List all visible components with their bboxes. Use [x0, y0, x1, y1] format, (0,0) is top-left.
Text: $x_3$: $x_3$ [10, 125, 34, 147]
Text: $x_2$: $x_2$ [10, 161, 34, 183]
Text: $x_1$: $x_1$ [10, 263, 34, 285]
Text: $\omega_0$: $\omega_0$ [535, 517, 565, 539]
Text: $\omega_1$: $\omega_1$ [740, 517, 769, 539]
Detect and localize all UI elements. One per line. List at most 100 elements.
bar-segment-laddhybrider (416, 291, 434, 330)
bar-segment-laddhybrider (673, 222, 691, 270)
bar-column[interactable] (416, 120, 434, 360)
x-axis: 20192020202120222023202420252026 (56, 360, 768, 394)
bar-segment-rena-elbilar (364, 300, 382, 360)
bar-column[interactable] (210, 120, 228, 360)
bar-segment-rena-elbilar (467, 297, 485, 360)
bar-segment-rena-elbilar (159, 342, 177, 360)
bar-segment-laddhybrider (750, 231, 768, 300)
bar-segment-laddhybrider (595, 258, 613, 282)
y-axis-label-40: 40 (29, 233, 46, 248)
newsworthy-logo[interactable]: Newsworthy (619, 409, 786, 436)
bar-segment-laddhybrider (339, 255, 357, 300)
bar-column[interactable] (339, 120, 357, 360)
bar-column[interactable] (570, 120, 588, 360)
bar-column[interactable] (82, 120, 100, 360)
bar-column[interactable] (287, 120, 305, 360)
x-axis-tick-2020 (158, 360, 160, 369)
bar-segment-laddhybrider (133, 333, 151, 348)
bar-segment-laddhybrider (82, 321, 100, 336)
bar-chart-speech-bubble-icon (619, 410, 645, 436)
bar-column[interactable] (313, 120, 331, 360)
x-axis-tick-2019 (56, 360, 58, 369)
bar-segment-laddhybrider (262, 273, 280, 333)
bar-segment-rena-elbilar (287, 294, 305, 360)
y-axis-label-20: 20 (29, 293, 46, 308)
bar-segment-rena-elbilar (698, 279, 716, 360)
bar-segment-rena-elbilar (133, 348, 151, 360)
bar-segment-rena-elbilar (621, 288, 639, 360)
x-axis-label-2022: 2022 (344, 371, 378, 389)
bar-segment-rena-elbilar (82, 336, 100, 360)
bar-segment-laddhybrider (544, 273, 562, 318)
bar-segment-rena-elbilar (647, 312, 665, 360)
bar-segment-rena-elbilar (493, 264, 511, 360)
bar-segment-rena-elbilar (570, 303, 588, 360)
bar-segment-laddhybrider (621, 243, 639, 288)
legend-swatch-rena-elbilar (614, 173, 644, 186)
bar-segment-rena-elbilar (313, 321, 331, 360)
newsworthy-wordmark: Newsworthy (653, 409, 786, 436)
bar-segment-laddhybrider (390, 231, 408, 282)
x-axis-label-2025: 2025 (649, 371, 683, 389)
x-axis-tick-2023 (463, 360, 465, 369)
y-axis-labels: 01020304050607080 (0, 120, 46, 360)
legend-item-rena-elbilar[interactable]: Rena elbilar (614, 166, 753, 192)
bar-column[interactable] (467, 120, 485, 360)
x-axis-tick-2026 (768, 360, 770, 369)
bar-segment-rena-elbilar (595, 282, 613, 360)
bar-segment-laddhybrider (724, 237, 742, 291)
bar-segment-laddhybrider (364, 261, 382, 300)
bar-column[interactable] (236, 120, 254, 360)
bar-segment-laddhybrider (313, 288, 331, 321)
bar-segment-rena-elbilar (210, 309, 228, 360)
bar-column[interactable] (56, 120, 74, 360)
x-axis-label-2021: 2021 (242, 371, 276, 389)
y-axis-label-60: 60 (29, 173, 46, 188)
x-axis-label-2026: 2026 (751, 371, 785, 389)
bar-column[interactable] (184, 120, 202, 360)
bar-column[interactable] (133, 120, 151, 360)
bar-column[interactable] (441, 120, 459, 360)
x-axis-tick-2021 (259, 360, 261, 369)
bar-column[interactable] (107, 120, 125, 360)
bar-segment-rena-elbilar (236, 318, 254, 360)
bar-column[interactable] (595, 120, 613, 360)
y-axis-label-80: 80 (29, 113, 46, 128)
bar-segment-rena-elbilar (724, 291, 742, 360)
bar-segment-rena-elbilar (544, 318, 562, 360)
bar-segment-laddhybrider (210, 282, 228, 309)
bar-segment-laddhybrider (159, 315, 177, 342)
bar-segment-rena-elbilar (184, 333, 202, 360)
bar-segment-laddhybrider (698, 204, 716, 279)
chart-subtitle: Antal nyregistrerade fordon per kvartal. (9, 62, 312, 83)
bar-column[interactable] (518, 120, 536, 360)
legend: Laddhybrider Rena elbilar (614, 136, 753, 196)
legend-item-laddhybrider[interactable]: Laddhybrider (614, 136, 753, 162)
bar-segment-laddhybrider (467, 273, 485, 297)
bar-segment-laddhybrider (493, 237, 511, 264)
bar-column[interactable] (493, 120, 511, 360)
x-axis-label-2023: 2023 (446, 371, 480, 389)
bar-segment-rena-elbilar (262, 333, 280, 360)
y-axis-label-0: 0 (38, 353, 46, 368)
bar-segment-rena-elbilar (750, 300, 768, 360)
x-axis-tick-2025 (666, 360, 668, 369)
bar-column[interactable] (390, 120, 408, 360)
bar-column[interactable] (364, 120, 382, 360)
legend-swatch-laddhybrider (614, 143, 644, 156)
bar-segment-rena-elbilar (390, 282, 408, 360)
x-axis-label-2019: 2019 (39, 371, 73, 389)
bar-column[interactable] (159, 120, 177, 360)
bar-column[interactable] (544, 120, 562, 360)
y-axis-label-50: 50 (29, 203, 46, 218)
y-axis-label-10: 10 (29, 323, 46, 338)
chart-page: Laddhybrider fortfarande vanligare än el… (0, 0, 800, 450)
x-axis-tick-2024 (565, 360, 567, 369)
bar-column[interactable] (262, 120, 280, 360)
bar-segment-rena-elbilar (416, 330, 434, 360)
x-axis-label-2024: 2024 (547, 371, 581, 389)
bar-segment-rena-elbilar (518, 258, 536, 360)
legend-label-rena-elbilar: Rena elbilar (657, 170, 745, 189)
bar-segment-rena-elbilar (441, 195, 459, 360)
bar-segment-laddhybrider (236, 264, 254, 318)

━━━━━━━━━━━━━━━━━━━━━━━━━━━━━━

Convert every line of the material above into a Markdown table with the columns Row and Entry. Skip blank lines.

| Row | Entry |
|---|---|
| 1 | List all visible components with their bboxes. Use [x0, y0, x1, y1] format, (0,0) is top-left. |
| 2 | Text: $x_3$: $x_3$ [10, 125, 34, 147] |
| 3 | Text: $x_2$: $x_2$ [10, 161, 34, 183] |
| 4 | Text: $x_1$: $x_1$ [10, 263, 34, 285] |
| 5 | Text: $\omega_0$: $\omega_0$ [535, 517, 565, 539] |
| 6 | Text: $\omega_1$: $\omega_1$ [740, 517, 769, 539] |
| 7 | Detect and localize all UI elements. One per line. List at most 100 elements. |
| 8 | bar-segment-laddhybrider (416, 291, 434, 330) |
| 9 | bar-segment-laddhybrider (673, 222, 691, 270) |
| 10 | bar-column[interactable] (416, 120, 434, 360) |
| 11 | x-axis: 20192020202120222023202420252026 (56, 360, 768, 394) |
| 12 | bar-segment-rena-elbilar (364, 300, 382, 360) |
| 13 | bar-column[interactable] (210, 120, 228, 360) |
| 14 | bar-segment-rena-elbilar (467, 297, 485, 360) |
| 15 | bar-segment-rena-elbilar (159, 342, 177, 360) |
| 16 | bar-segment-laddhybrider (750, 231, 768, 300) |
| 17 | bar-segment-laddhybrider (595, 258, 613, 282) |
| 18 | y-axis-label-40: 40 (29, 233, 46, 248) |
| 19 | newsworthy-logo[interactable]: Newsworthy (619, 409, 786, 436) |
| 20 | bar-segment-laddhybrider (339, 255, 357, 300) |
| 21 | bar-column[interactable] (339, 120, 357, 360) |
| 22 | bar-column[interactable] (570, 120, 588, 360) |
| 23 | bar-column[interactable] (82, 120, 100, 360) |
| 24 | bar-column[interactable] (287, 120, 305, 360) |
| 25 | x-axis-tick-2020 (158, 360, 160, 369) |
| 26 | bar-segment-laddhybrider (133, 333, 151, 348) |
| 27 | bar-segment-laddhybrider (82, 321, 100, 336) |
| 28 | bar-chart-speech-bubble-icon (619, 410, 645, 436) |
| 29 | bar-column[interactable] (313, 120, 331, 360) |
| 30 | x-axis-tick-2019 (56, 360, 58, 369) |
| 31 | bar-segment-laddhybrider (262, 273, 280, 333) |
| 32 | bar-segment-rena-elbilar (287, 294, 305, 360) |
| 33 | y-axis-label-20: 20 (29, 293, 46, 308) |
| 34 | bar-segment-rena-elbilar (698, 279, 716, 360) |
| 35 | bar-segment-rena-elbilar (133, 348, 151, 360) |
| 36 | bar-segment-rena-elbilar (621, 288, 639, 360) |
| 37 | x-axis-label-2022: 2022 (344, 371, 378, 389) |
| 38 | bar-segment-rena-elbilar (82, 336, 100, 360) |
| 39 | bar-segment-laddhybrider (544, 273, 562, 318) |
| 40 | bar-segment-rena-elbilar (647, 312, 665, 360) |
| 41 | bar-segment-rena-elbilar (493, 264, 511, 360) |
| 42 | bar-segment-rena-elbilar (570, 303, 588, 360) |
| 43 | bar-segment-laddhybrider (621, 243, 639, 288) |
| 44 | legend-swatch-rena-elbilar (614, 173, 644, 186) |
| 45 | bar-segment-rena-elbilar (313, 321, 331, 360) |
| 46 | newsworthy-wordmark: Newsworthy (653, 409, 786, 436) |
| 47 | bar-segment-laddhybrider (390, 231, 408, 282) |
| 48 | x-axis-label-2025: 2025 (649, 371, 683, 389) |
| 49 | x-axis-tick-2023 (463, 360, 465, 369) |
| 50 | y-axis-labels: 01020304050607080 (0, 120, 46, 360) |
| 51 | legend-item-rena-elbilar[interactable]: Rena elbilar (614, 166, 753, 192) |
| 52 | bar-column[interactable] (467, 120, 485, 360) |
| 53 | x-axis-tick-2026 (768, 360, 770, 369) |
| 54 | bar-segment-rena-elbilar (595, 282, 613, 360) |
| 55 | bar-segment-laddhybrider (724, 237, 742, 291) |
| 56 | bar-segment-laddhybrider (364, 261, 382, 300) |
| 57 | bar-column[interactable] (236, 120, 254, 360) |
| 58 | bar-segment-laddhybrider (313, 288, 331, 321) |
| 59 | bar-segment-rena-elbilar (210, 309, 228, 360) |
| 60 | bar-column[interactable] (56, 120, 74, 360) |
| 61 | x-axis-label-2021: 2021 (242, 371, 276, 389) |
| 62 | y-axis-label-60: 60 (29, 173, 46, 188) |
| 63 | x-axis-label-2026: 2026 (751, 371, 785, 389) |
| 64 | bar-column[interactable] (184, 120, 202, 360) |
| 65 | bar-column[interactable] (133, 120, 151, 360) |
| 66 | bar-column[interactable] (441, 120, 459, 360) |
| 67 | x-axis-tick-2021 (259, 360, 261, 369) |
| 68 | bar-column[interactable] (107, 120, 125, 360) |
| 69 | bar-segment-rena-elbilar (236, 318, 254, 360) |
| 70 | bar-column[interactable] (595, 120, 613, 360) |
| 71 | y-axis-label-80: 80 (29, 113, 46, 128) |
| 72 | bar-segment-rena-elbilar (724, 291, 742, 360) |
| 73 | bar-segment-rena-elbilar (544, 318, 562, 360) |
| 74 | bar-segment-laddhybrider (210, 282, 228, 309) |
| 75 | bar-segment-laddhybrider (159, 315, 177, 342) |
| 76 | bar-segment-rena-elbilar (184, 333, 202, 360) |
| 77 | bar-segment-laddhybrider (698, 204, 716, 279) |
| 78 | chart-subtitle: Antal nyregistrerade fordon per kvartal. (9, 62, 312, 83) |
| 79 | bar-column[interactable] (518, 120, 536, 360) |
| 80 | legend: Laddhybrider Rena elbilar (614, 136, 753, 196) |
| 81 | legend-item-laddhybrider[interactable]: Laddhybrider (614, 136, 753, 162) |
| 82 | bar-segment-laddhybrider (467, 273, 485, 297) |
| 83 | bar-segment-laddhybrider (493, 237, 511, 264) |
| 84 | bar-column[interactable] (493, 120, 511, 360) |
| 85 | x-axis-label-2023: 2023 (446, 371, 480, 389) |
| 86 | bar-segment-rena-elbilar (262, 333, 280, 360) |
| 87 | y-axis-label-0: 0 (38, 353, 46, 368) |
| 88 | bar-segment-rena-elbilar (750, 300, 768, 360) |
| 89 | x-axis-tick-2025 (666, 360, 668, 369) |
| 90 | bar-column[interactable] (390, 120, 408, 360) |
| 91 | bar-column[interactable] (364, 120, 382, 360) |
| 92 | legend-swatch-laddhybrider (614, 143, 644, 156) |
| 93 | bar-segment-rena-elbilar (390, 282, 408, 360) |
| 94 | x-axis-label-2019: 2019 (39, 371, 73, 389) |
| 95 | bar-column[interactable] (159, 120, 177, 360) |
| 96 | bar-column[interactable] (544, 120, 562, 360) |
| 97 | y-axis-label-50: 50 (29, 203, 46, 218) |
| 98 | y-axis-label-10: 10 (29, 323, 46, 338) |
| 99 | chart-page: Laddhybrider fortfarande vanligare än el… (0, 0, 800, 450) |
| 100 | x-axis-tick-2024 (565, 360, 567, 369) |
| 101 | bar-column[interactable] (262, 120, 280, 360) |
| 102 | bar-segment-rena-elbilar (416, 330, 434, 360) |
| 103 | x-axis-label-2024: 2024 (547, 371, 581, 389) |
| 104 | bar-segment-rena-elbilar (518, 258, 536, 360) |
| 105 | legend-label-rena-elbilar: Rena elbilar (657, 170, 745, 189) |
| 106 | bar-segment-rena-elbilar (441, 195, 459, 360) |
| 107 | bar-segment-laddhybrider (236, 264, 254, 318) |